### Exercise input
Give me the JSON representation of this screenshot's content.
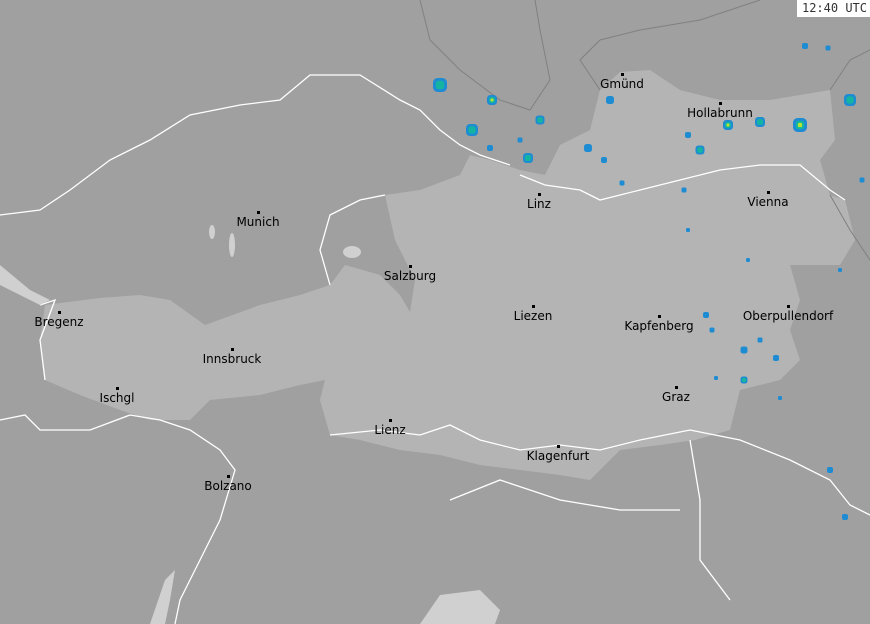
{
  "timestamp": "12:40 UTC",
  "colors": {
    "background": "#a0a0a0",
    "country_fill": "#b4b4b4",
    "border": "#ffffff",
    "outer_border": "#808080",
    "radar_weak": "#1e8cd2",
    "radar_moderate": "#14b4a0",
    "radar_strong": "#b4e632"
  },
  "cities": [
    {
      "name": "Gmünd"
    },
    {
      "name": "Hollabrunn"
    },
    {
      "name": "Linz"
    },
    {
      "name": "Vienna"
    },
    {
      "name": "Munich"
    },
    {
      "name": "Salzburg"
    },
    {
      "name": "Liezen"
    },
    {
      "name": "Kapfenberg"
    },
    {
      "name": "Oberpullendorf"
    },
    {
      "name": "Bregenz"
    },
    {
      "name": "Innsbruck"
    },
    {
      "name": "Ischgl"
    },
    {
      "name": "Graz"
    },
    {
      "name": "Lienz"
    },
    {
      "name": "Klagenfurt"
    },
    {
      "name": "Bolzano"
    }
  ]
}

### Exercise aim
Quote the material exactly. Pictures stay out.

### Exercise output
Give me the JSON representation of this screenshot's content.
{
  "timestamp": "12:40 UTC",
  "colors": {
    "background": "#a0a0a0",
    "country_fill": "#b4b4b4",
    "border": "#ffffff",
    "outer_border": "#808080",
    "radar_weak": "#1e8cd2",
    "radar_moderate": "#14b4a0",
    "radar_strong": "#b4e632"
  },
  "cities": [
    {
      "name": "Gmünd"
    },
    {
      "name": "Hollabrunn"
    },
    {
      "name": "Linz"
    },
    {
      "name": "Vienna"
    },
    {
      "name": "Munich"
    },
    {
      "name": "Salzburg"
    },
    {
      "name": "Liezen"
    },
    {
      "name": "Kapfenberg"
    },
    {
      "name": "Oberpullendorf"
    },
    {
      "name": "Bregenz"
    },
    {
      "name": "Innsbruck"
    },
    {
      "name": "Ischgl"
    },
    {
      "name": "Graz"
    },
    {
      "name": "Lienz"
    },
    {
      "name": "Klagenfurt"
    },
    {
      "name": "Bolzano"
    }
  ]
}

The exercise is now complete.